[What is required] Quote the data below in full, please, without altering anything.

*** Recorded data

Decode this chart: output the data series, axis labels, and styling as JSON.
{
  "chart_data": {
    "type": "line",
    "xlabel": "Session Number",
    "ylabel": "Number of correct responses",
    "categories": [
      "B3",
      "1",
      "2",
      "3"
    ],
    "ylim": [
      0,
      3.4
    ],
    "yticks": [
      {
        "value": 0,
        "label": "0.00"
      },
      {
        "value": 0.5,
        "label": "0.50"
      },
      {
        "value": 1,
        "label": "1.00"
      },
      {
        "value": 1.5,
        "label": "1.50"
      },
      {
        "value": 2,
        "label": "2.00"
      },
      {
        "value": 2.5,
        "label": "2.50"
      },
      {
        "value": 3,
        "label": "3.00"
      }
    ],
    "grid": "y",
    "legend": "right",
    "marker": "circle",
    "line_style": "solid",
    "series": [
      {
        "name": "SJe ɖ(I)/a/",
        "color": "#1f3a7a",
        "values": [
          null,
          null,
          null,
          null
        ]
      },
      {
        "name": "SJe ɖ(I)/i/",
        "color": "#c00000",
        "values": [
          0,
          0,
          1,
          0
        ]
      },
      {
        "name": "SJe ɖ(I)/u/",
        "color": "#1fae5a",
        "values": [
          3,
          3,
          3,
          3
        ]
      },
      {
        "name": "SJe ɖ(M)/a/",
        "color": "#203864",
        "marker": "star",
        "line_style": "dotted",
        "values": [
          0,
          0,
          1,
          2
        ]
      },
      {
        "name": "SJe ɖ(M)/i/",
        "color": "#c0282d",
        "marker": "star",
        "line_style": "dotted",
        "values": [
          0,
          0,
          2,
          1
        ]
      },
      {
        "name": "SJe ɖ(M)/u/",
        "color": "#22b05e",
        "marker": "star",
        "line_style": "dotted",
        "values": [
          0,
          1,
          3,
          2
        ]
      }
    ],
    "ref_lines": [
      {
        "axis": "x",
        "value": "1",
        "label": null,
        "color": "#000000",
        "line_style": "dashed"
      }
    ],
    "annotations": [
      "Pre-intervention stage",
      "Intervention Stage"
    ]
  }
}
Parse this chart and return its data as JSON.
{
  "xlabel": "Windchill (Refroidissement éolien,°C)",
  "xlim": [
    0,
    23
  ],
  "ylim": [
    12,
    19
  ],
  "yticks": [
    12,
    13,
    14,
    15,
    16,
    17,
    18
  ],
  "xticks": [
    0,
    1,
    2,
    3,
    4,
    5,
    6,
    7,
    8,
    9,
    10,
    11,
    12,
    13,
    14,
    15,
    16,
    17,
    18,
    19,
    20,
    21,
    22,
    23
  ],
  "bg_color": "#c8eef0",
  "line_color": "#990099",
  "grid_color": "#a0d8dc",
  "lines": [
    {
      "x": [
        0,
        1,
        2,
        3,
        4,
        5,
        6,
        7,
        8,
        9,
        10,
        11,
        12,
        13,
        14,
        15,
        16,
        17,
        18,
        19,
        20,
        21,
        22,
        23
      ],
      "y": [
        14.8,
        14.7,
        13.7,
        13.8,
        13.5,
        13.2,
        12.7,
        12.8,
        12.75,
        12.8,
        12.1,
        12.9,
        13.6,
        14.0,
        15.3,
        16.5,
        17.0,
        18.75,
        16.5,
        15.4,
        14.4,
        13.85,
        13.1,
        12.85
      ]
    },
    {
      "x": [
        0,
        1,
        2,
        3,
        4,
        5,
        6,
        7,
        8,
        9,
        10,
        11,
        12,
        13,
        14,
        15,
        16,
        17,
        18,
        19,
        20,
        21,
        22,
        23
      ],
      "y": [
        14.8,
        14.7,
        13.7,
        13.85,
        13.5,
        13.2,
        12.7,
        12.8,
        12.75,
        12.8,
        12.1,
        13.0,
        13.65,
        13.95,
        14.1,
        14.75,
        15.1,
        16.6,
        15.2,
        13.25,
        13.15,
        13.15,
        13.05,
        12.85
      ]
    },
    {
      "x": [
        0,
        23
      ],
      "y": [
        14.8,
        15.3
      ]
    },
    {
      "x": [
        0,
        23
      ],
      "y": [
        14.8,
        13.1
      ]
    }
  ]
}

******

[Solved problem]
Decode this chart: output the data series, axis labels, and styling as JSON.
{
  "chart_data": {
    "type": "line",
    "xlabel": "Session Number",
    "ylabel": "Number of correct responses",
    "categories": [
      "B3",
      "1",
      "2",
      "3"
    ],
    "ylim": [
      0,
      3.4
    ],
    "yticks": [
      {
        "value": 0,
        "label": "0.00"
      },
      {
        "value": 0.5,
        "label": "0.50"
      },
      {
        "value": 1,
        "label": "1.00"
      },
      {
        "value": 1.5,
        "label": "1.50"
      },
      {
        "value": 2,
        "label": "2.00"
      },
      {
        "value": 2.5,
        "label": "2.50"
      },
      {
        "value": 3,
        "label": "3.00"
      }
    ],
    "grid": "y",
    "legend": "right",
    "marker": "circle",
    "line_style": "solid",
    "series": [
      {
        "name": "SJe ɖ(I)/a/",
        "color": "#1f3a7a",
        "values": [
          null,
          null,
          null,
          null
        ]
      },
      {
        "name": "SJe ɖ(I)/i/",
        "color": "#c00000",
        "values": [
          0,
          0,
          1,
          0
        ]
      },
      {
        "name": "SJe ɖ(I)/u/",
        "color": "#1fae5a",
        "values": [
          3,
          3,
          3,
          3
        ]
      },
      {
        "name": "SJe ɖ(M)/a/",
        "color": "#203864",
        "marker": "star",
        "line_style": "dotted",
        "values": [
          0,
          0,
          1,
          2
        ]
      },
      {
        "name": "SJe ɖ(M)/i/",
        "color": "#c0282d",
        "marker": "star",
        "line_style": "dotted",
        "values": [
          0,
          0,
          2,
          1
        ]
      },
      {
        "name": "SJe ɖ(M)/u/",
        "color": "#22b05e",
        "marker": "star",
        "line_style": "dotted",
        "values": [
          0,
          1,
          3,
          2
        ]
      }
    ],
    "ref_lines": [
      {
        "axis": "x",
        "value": "1",
        "label": null,
        "color": "#000000",
        "line_style": "dashed"
      }
    ],
    "annotations": [
      "Pre-intervention stage",
      "Intervention Stage"
    ]
  }
}
Parse this chart and return its data as JSON.
{
  "xlabel": "Windchill (Refroidissement éolien,°C)",
  "xlim": [
    0,
    23
  ],
  "ylim": [
    12,
    19
  ],
  "yticks": [
    12,
    13,
    14,
    15,
    16,
    17,
    18
  ],
  "xticks": [
    0,
    1,
    2,
    3,
    4,
    5,
    6,
    7,
    8,
    9,
    10,
    11,
    12,
    13,
    14,
    15,
    16,
    17,
    18,
    19,
    20,
    21,
    22,
    23
  ],
  "bg_color": "#c8eef0",
  "line_color": "#990099",
  "grid_color": "#a0d8dc",
  "lines": [
    {
      "x": [
        0,
        1,
        2,
        3,
        4,
        5,
        6,
        7,
        8,
        9,
        10,
        11,
        12,
        13,
        14,
        15,
        16,
        17,
        18,
        19,
        20,
        21,
        22,
        23
      ],
      "y": [
        14.8,
        14.7,
        13.7,
        13.8,
        13.5,
        13.2,
        12.7,
        12.8,
        12.75,
        12.8,
        12.1,
        12.9,
        13.6,
        14.0,
        15.3,
        16.5,
        17.0,
        18.75,
        16.5,
        15.4,
        14.4,
        13.85,
        13.1,
        12.85
      ]
    },
    {
      "x": [
        0,
        1,
        2,
        3,
        4,
        5,
        6,
        7,
        8,
        9,
        10,
        11,
        12,
        13,
        14,
        15,
        16,
        17,
        18,
        19,
        20,
        21,
        22,
        23
      ],
      "y": [
        14.8,
        14.7,
        13.7,
        13.85,
        13.5,
        13.2,
        12.7,
        12.8,
        12.75,
        12.8,
        12.1,
        13.0,
        13.65,
        13.95,
        14.1,
        14.75,
        15.1,
        16.6,
        15.2,
        13.25,
        13.15,
        13.15,
        13.05,
        12.85
      ]
    },
    {
      "x": [
        0,
        23
      ],
      "y": [
        14.8,
        15.3
      ]
    },
    {
      "x": [
        0,
        23
      ],
      "y": [
        14.8,
        13.1
      ]
    }
  ]
}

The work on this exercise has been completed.